>> start MATERIAL FOR THIS EXERCISE
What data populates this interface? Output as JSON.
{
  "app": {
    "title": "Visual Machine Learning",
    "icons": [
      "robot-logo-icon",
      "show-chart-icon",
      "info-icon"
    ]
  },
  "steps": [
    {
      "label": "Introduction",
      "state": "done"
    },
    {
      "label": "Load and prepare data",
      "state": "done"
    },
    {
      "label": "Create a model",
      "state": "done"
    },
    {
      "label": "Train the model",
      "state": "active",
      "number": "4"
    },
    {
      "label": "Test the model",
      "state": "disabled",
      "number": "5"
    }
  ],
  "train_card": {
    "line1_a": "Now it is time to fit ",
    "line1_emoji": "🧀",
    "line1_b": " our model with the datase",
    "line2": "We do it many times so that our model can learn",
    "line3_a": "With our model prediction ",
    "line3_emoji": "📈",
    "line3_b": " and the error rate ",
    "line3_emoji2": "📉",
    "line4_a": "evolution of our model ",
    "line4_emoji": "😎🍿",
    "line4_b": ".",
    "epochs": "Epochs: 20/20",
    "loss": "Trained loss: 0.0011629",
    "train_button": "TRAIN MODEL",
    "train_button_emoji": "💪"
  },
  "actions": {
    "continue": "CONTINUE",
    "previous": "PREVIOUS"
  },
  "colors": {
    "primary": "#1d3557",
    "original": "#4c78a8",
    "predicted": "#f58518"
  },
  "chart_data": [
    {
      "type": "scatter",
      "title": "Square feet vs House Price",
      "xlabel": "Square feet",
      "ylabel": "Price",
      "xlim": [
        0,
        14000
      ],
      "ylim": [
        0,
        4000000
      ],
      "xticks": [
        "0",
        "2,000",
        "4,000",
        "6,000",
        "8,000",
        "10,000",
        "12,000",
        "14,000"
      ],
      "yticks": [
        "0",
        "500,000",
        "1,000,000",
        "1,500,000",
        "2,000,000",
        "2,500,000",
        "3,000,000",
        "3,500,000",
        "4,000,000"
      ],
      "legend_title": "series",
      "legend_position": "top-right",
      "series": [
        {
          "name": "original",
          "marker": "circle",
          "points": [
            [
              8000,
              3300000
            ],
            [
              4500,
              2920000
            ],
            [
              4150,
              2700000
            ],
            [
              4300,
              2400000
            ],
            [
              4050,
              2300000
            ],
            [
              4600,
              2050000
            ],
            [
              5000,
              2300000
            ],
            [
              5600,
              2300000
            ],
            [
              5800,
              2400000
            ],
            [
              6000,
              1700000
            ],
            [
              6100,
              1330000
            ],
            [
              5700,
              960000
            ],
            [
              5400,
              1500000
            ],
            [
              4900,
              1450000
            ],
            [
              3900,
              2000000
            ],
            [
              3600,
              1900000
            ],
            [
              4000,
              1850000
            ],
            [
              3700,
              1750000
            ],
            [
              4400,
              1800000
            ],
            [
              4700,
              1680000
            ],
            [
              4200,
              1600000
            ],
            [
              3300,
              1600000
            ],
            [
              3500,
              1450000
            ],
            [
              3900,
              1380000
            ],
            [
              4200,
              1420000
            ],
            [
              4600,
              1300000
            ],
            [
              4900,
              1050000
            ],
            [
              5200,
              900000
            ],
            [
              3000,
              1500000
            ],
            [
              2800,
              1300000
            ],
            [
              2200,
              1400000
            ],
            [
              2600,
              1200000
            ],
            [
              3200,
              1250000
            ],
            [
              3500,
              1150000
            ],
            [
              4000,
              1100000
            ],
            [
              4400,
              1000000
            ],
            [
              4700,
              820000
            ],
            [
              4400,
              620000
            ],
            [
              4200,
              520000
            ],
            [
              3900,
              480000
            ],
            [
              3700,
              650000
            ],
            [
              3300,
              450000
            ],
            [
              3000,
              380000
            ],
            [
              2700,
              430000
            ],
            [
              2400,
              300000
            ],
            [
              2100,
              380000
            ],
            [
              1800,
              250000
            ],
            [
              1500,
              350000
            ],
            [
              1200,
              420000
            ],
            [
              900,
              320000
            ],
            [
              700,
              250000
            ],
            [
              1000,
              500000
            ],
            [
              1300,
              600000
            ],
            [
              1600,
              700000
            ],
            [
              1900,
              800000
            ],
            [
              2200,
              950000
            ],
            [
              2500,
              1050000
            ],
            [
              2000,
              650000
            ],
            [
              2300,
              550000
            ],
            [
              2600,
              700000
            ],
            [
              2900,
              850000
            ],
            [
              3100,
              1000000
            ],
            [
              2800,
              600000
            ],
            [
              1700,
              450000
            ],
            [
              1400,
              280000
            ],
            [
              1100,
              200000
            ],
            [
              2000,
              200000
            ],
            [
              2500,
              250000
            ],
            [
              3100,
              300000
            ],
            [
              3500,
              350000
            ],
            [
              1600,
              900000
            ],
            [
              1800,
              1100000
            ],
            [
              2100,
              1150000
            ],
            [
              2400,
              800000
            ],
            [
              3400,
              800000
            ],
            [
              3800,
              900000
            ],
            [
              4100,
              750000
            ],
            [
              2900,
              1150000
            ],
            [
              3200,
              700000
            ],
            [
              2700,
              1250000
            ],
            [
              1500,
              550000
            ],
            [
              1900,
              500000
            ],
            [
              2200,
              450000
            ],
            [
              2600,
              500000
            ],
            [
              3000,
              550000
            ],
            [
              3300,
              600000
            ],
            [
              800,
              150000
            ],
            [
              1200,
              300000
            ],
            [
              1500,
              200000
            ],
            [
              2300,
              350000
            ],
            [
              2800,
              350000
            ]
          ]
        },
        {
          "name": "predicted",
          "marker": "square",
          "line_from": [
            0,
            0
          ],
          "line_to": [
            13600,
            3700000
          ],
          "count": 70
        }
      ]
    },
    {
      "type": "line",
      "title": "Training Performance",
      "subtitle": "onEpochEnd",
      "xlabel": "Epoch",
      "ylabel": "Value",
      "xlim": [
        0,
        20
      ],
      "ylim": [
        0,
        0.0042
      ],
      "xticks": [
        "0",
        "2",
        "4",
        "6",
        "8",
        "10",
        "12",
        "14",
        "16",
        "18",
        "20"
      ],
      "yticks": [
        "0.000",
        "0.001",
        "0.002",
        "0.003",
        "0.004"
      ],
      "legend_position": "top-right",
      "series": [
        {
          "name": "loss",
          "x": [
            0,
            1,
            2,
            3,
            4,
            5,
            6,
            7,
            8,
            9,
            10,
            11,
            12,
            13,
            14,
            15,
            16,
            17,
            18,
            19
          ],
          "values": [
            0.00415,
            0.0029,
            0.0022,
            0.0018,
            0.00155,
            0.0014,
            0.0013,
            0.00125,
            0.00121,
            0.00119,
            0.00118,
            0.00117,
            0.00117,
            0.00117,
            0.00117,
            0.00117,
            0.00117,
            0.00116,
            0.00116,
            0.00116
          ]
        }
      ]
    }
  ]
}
>> end MATERIAL FOR THIS EXERCISE
**PROBLEM REQUIREMENTS**
Copy the material above, line for line.

**EXERCISE RESULT**
What data populates this interface? Output as JSON.
{
  "app": {
    "title": "Visual Machine Learning",
    "icons": [
      "robot-logo-icon",
      "show-chart-icon",
      "info-icon"
    ]
  },
  "steps": [
    {
      "label": "Introduction",
      "state": "done"
    },
    {
      "label": "Load and prepare data",
      "state": "done"
    },
    {
      "label": "Create a model",
      "state": "done"
    },
    {
      "label": "Train the model",
      "state": "active",
      "number": "4"
    },
    {
      "label": "Test the model",
      "state": "disabled",
      "number": "5"
    }
  ],
  "train_card": {
    "line1_a": "Now it is time to fit ",
    "line1_emoji": "🧀",
    "line1_b": " our model with the datase",
    "line2": "We do it many times so that our model can learn",
    "line3_a": "With our model prediction ",
    "line3_emoji": "📈",
    "line3_b": " and the error rate ",
    "line3_emoji2": "📉",
    "line4_a": "evolution of our model ",
    "line4_emoji": "😎🍿",
    "line4_b": ".",
    "epochs": "Epochs: 20/20",
    "loss": "Trained loss: 0.0011629",
    "train_button": "TRAIN MODEL",
    "train_button_emoji": "💪"
  },
  "actions": {
    "continue": "CONTINUE",
    "previous": "PREVIOUS"
  },
  "colors": {
    "primary": "#1d3557",
    "original": "#4c78a8",
    "predicted": "#f58518"
  },
  "chart_data": [
    {
      "type": "scatter",
      "title": "Square feet vs House Price",
      "xlabel": "Square feet",
      "ylabel": "Price",
      "xlim": [
        0,
        14000
      ],
      "ylim": [
        0,
        4000000
      ],
      "xticks": [
        "0",
        "2,000",
        "4,000",
        "6,000",
        "8,000",
        "10,000",
        "12,000",
        "14,000"
      ],
      "yticks": [
        "0",
        "500,000",
        "1,000,000",
        "1,500,000",
        "2,000,000",
        "2,500,000",
        "3,000,000",
        "3,500,000",
        "4,000,000"
      ],
      "legend_title": "series",
      "legend_position": "top-right",
      "series": [
        {
          "name": "original",
          "marker": "circle",
          "points": [
            [
              8000,
              3300000
            ],
            [
              4500,
              2920000
            ],
            [
              4150,
              2700000
            ],
            [
              4300,
              2400000
            ],
            [
              4050,
              2300000
            ],
            [
              4600,
              2050000
            ],
            [
              5000,
              2300000
            ],
            [
              5600,
              2300000
            ],
            [
              5800,
              2400000
            ],
            [
              6000,
              1700000
            ],
            [
              6100,
              1330000
            ],
            [
              5700,
              960000
            ],
            [
              5400,
              1500000
            ],
            [
              4900,
              1450000
            ],
            [
              3900,
              2000000
            ],
            [
              3600,
              1900000
            ],
            [
              4000,
              1850000
            ],
            [
              3700,
              1750000
            ],
            [
              4400,
              1800000
            ],
            [
              4700,
              1680000
            ],
            [
              4200,
              1600000
            ],
            [
              3300,
              1600000
            ],
            [
              3500,
              1450000
            ],
            [
              3900,
              1380000
            ],
            [
              4200,
              1420000
            ],
            [
              4600,
              1300000
            ],
            [
              4900,
              1050000
            ],
            [
              5200,
              900000
            ],
            [
              3000,
              1500000
            ],
            [
              2800,
              1300000
            ],
            [
              2200,
              1400000
            ],
            [
              2600,
              1200000
            ],
            [
              3200,
              1250000
            ],
            [
              3500,
              1150000
            ],
            [
              4000,
              1100000
            ],
            [
              4400,
              1000000
            ],
            [
              4700,
              820000
            ],
            [
              4400,
              620000
            ],
            [
              4200,
              520000
            ],
            [
              3900,
              480000
            ],
            [
              3700,
              650000
            ],
            [
              3300,
              450000
            ],
            [
              3000,
              380000
            ],
            [
              2700,
              430000
            ],
            [
              2400,
              300000
            ],
            [
              2100,
              380000
            ],
            [
              1800,
              250000
            ],
            [
              1500,
              350000
            ],
            [
              1200,
              420000
            ],
            [
              900,
              320000
            ],
            [
              700,
              250000
            ],
            [
              1000,
              500000
            ],
            [
              1300,
              600000
            ],
            [
              1600,
              700000
            ],
            [
              1900,
              800000
            ],
            [
              2200,
              950000
            ],
            [
              2500,
              1050000
            ],
            [
              2000,
              650000
            ],
            [
              2300,
              550000
            ],
            [
              2600,
              700000
            ],
            [
              2900,
              850000
            ],
            [
              3100,
              1000000
            ],
            [
              2800,
              600000
            ],
            [
              1700,
              450000
            ],
            [
              1400,
              280000
            ],
            [
              1100,
              200000
            ],
            [
              2000,
              200000
            ],
            [
              2500,
              250000
            ],
            [
              3100,
              300000
            ],
            [
              3500,
              350000
            ],
            [
              1600,
              900000
            ],
            [
              1800,
              1100000
            ],
            [
              2100,
              1150000
            ],
            [
              2400,
              800000
            ],
            [
              3400,
              800000
            ],
            [
              3800,
              900000
            ],
            [
              4100,
              750000
            ],
            [
              2900,
              1150000
            ],
            [
              3200,
              700000
            ],
            [
              2700,
              1250000
            ],
            [
              1500,
              550000
            ],
            [
              1900,
              500000
            ],
            [
              2200,
              450000
            ],
            [
              2600,
              500000
            ],
            [
              3000,
              550000
            ],
            [
              3300,
              600000
            ],
            [
              800,
              150000
            ],
            [
              1200,
              300000
            ],
            [
              1500,
              200000
            ],
            [
              2300,
              350000
            ],
            [
              2800,
              350000
            ]
          ]
        },
        {
          "name": "predicted",
          "marker": "square",
          "line_from": [
            0,
            0
          ],
          "line_to": [
            13600,
            3700000
          ],
          "count": 70
        }
      ]
    },
    {
      "type": "line",
      "title": "Training Performance",
      "subtitle": "onEpochEnd",
      "xlabel": "Epoch",
      "ylabel": "Value",
      "xlim": [
        0,
        20
      ],
      "ylim": [
        0,
        0.0042
      ],
      "xticks": [
        "0",
        "2",
        "4",
        "6",
        "8",
        "10",
        "12",
        "14",
        "16",
        "18",
        "20"
      ],
      "yticks": [
        "0.000",
        "0.001",
        "0.002",
        "0.003",
        "0.004"
      ],
      "legend_position": "top-right",
      "series": [
        {
          "name": "loss",
          "x": [
            0,
            1,
            2,
            3,
            4,
            5,
            6,
            7,
            8,
            9,
            10,
            11,
            12,
            13,
            14,
            15,
            16,
            17,
            18,
            19
          ],
          "values": [
            0.00415,
            0.0029,
            0.0022,
            0.0018,
            0.00155,
            0.0014,
            0.0013,
            0.00125,
            0.00121,
            0.00119,
            0.00118,
            0.00117,
            0.00117,
            0.00117,
            0.00117,
            0.00117,
            0.00117,
            0.00116,
            0.00116,
            0.00116
          ]
        }
      ]
    }
  ]
}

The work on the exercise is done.